───── MATERIALS PROVIDED ─────

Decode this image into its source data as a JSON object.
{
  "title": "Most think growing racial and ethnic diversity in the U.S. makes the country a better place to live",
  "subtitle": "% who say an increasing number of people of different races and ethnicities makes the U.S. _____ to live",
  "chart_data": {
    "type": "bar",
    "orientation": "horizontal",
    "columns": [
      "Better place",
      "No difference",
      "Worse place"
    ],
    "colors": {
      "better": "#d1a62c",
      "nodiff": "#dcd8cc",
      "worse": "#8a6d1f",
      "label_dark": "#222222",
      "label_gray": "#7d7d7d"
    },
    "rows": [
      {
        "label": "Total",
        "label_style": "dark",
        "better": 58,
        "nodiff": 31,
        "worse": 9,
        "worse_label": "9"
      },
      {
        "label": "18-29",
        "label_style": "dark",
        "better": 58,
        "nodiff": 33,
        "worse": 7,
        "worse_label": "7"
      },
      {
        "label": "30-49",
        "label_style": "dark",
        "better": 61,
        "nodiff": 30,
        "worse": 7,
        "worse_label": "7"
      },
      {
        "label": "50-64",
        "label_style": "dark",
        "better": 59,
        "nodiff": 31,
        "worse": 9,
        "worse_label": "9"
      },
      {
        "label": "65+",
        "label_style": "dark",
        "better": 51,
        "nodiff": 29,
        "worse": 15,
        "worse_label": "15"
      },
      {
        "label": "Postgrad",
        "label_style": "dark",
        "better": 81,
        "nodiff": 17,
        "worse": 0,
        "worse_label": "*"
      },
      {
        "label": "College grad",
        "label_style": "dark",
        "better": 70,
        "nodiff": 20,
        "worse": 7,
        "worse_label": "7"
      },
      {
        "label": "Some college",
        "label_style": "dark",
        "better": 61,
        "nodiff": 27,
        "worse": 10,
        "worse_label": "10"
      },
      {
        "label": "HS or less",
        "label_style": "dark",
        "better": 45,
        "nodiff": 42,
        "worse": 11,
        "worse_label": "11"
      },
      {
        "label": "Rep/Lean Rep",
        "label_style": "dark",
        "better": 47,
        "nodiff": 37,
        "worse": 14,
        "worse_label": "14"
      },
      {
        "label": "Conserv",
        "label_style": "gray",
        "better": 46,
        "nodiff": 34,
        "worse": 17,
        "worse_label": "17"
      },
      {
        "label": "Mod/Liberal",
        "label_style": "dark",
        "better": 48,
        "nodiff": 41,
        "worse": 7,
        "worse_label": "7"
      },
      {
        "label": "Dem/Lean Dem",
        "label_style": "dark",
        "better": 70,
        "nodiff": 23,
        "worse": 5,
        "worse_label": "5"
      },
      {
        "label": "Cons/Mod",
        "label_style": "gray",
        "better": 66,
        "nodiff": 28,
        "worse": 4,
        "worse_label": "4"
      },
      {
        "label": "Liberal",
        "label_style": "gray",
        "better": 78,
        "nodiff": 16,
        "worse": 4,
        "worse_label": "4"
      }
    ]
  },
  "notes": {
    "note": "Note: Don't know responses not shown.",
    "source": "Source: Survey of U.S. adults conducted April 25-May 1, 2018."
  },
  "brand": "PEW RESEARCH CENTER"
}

─────

→ **GOAL**: Output the whole listing above again, word for word.

→ **THE RESPONSE**:
Decode this image into its source data as a JSON object.
{
  "title": "Most think growing racial and ethnic diversity in the U.S. makes the country a better place to live",
  "subtitle": "% who say an increasing number of people of different races and ethnicities makes the U.S. _____ to live",
  "chart_data": {
    "type": "bar",
    "orientation": "horizontal",
    "columns": [
      "Better place",
      "No difference",
      "Worse place"
    ],
    "colors": {
      "better": "#d1a62c",
      "nodiff": "#dcd8cc",
      "worse": "#8a6d1f",
      "label_dark": "#222222",
      "label_gray": "#7d7d7d"
    },
    "rows": [
      {
        "label": "Total",
        "label_style": "dark",
        "better": 58,
        "nodiff": 31,
        "worse": 9,
        "worse_label": "9"
      },
      {
        "label": "18-29",
        "label_style": "dark",
        "better": 58,
        "nodiff": 33,
        "worse": 7,
        "worse_label": "7"
      },
      {
        "label": "30-49",
        "label_style": "dark",
        "better": 61,
        "nodiff": 30,
        "worse": 7,
        "worse_label": "7"
      },
      {
        "label": "50-64",
        "label_style": "dark",
        "better": 59,
        "nodiff": 31,
        "worse": 9,
        "worse_label": "9"
      },
      {
        "label": "65+",
        "label_style": "dark",
        "better": 51,
        "nodiff": 29,
        "worse": 15,
        "worse_label": "15"
      },
      {
        "label": "Postgrad",
        "label_style": "dark",
        "better": 81,
        "nodiff": 17,
        "worse": 0,
        "worse_label": "*"
      },
      {
        "label": "College grad",
        "label_style": "dark",
        "better": 70,
        "nodiff": 20,
        "worse": 7,
        "worse_label": "7"
      },
      {
        "label": "Some college",
        "label_style": "dark",
        "better": 61,
        "nodiff": 27,
        "worse": 10,
        "worse_label": "10"
      },
      {
        "label": "HS or less",
        "label_style": "dark",
        "better": 45,
        "nodiff": 42,
        "worse": 11,
        "worse_label": "11"
      },
      {
        "label": "Rep/Lean Rep",
        "label_style": "dark",
        "better": 47,
        "nodiff": 37,
        "worse": 14,
        "worse_label": "14"
      },
      {
        "label": "Conserv",
        "label_style": "gray",
        "better": 46,
        "nodiff": 34,
        "worse": 17,
        "worse_label": "17"
      },
      {
        "label": "Mod/Liberal",
        "label_style": "dark",
        "better": 48,
        "nodiff": 41,
        "worse": 7,
        "worse_label": "7"
      },
      {
        "label": "Dem/Lean Dem",
        "label_style": "dark",
        "better": 70,
        "nodiff": 23,
        "worse": 5,
        "worse_label": "5"
      },
      {
        "label": "Cons/Mod",
        "label_style": "gray",
        "better": 66,
        "nodiff": 28,
        "worse": 4,
        "worse_label": "4"
      },
      {
        "label": "Liberal",
        "label_style": "gray",
        "better": 78,
        "nodiff": 16,
        "worse": 4,
        "worse_label": "4"
      }
    ]
  },
  "notes": {
    "note": "Note: Don't know responses not shown.",
    "source": "Source: Survey of U.S. adults conducted April 25-May 1, 2018."
  },
  "brand": "PEW RESEARCH CENTER"
}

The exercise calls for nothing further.